» Aim of the exercise
Repeat the whole listing below, word for word.

» Data in this exercise

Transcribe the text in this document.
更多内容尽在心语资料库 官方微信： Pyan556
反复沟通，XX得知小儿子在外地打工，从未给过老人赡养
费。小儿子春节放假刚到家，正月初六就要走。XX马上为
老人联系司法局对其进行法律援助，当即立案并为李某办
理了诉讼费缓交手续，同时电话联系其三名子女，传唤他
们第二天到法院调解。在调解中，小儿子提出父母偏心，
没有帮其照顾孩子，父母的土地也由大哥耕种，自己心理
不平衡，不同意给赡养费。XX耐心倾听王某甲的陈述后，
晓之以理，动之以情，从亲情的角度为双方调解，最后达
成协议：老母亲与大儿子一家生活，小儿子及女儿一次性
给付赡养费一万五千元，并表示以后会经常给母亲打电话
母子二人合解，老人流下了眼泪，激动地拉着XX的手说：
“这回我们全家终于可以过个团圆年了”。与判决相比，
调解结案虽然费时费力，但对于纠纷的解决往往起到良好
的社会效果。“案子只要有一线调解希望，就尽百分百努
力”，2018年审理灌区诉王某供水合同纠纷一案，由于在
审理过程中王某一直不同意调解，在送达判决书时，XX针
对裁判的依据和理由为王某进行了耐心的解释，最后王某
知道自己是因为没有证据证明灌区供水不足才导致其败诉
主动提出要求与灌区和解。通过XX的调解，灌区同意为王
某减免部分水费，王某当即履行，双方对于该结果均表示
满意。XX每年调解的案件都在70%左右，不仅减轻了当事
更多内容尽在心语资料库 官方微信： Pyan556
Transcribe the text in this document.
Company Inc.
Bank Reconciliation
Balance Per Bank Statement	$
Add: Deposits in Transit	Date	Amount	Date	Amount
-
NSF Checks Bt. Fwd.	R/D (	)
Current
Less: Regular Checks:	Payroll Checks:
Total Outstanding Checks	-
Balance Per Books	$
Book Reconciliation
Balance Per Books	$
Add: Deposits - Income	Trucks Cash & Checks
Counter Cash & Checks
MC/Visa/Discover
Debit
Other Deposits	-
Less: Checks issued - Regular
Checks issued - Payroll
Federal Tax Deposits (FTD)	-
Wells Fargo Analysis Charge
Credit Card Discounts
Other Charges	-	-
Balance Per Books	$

» Problem solution
Transcribe the text in this document.
更多内容尽在心语资料库 官方微信： Pyan556
反复沟通，XX得知小儿子在外地打工，从未给过老人赡养
费。小儿子春节放假刚到家，正月初六就要走。XX马上为
老人联系司法局对其进行法律援助，当即立案并为李某办
理了诉讼费缓交手续，同时电话联系其三名子女，传唤他
们第二天到法院调解。在调解中，小儿子提出父母偏心，
没有帮其照顾孩子，父母的土地也由大哥耕种，自己心理
不平衡，不同意给赡养费。XX耐心倾听王某甲的陈述后，
晓之以理，动之以情，从亲情的角度为双方调解，最后达
成协议：老母亲与大儿子一家生活，小儿子及女儿一次性
给付赡养费一万五千元，并表示以后会经常给母亲打电话
母子二人合解，老人流下了眼泪，激动地拉着XX的手说：
“这回我们全家终于可以过个团圆年了”。与判决相比，
调解结案虽然费时费力，但对于纠纷的解决往往起到良好
的社会效果。“案子只要有一线调解希望，就尽百分百努
力”，2018年审理灌区诉王某供水合同纠纷一案，由于在
审理过程中王某一直不同意调解，在送达判决书时，XX针
对裁判的依据和理由为王某进行了耐心的解释，最后王某
知道自己是因为没有证据证明灌区供水不足才导致其败诉
主动提出要求与灌区和解。通过XX的调解，灌区同意为王
某减免部分水费，王某当即履行，双方对于该结果均表示
满意。XX每年调解的案件都在70%左右，不仅减轻了当事
更多内容尽在心语资料库 官方微信： Pyan556
Transcribe the text in this document.
Company Inc.
Bank Reconciliation
Balance Per Bank Statement	$
Add: Deposits in Transit	Date	Amount	Date	Amount
-
NSF Checks Bt. Fwd.	R/D (	)
Current
Less: Regular Checks:	Payroll Checks:
Total Outstanding Checks	-
Balance Per Books	$
Book Reconciliation
Balance Per Books	$
Add: Deposits - Income	Trucks Cash & Checks
Counter Cash & Checks
MC/Visa/Discover
Debit
Other Deposits	-
Less: Checks issued - Regular
Checks issued - Payroll
Federal Tax Deposits (FTD)	-
Wells Fargo Analysis Charge
Credit Card Discounts
Other Charges	-	-
Balance Per Books	$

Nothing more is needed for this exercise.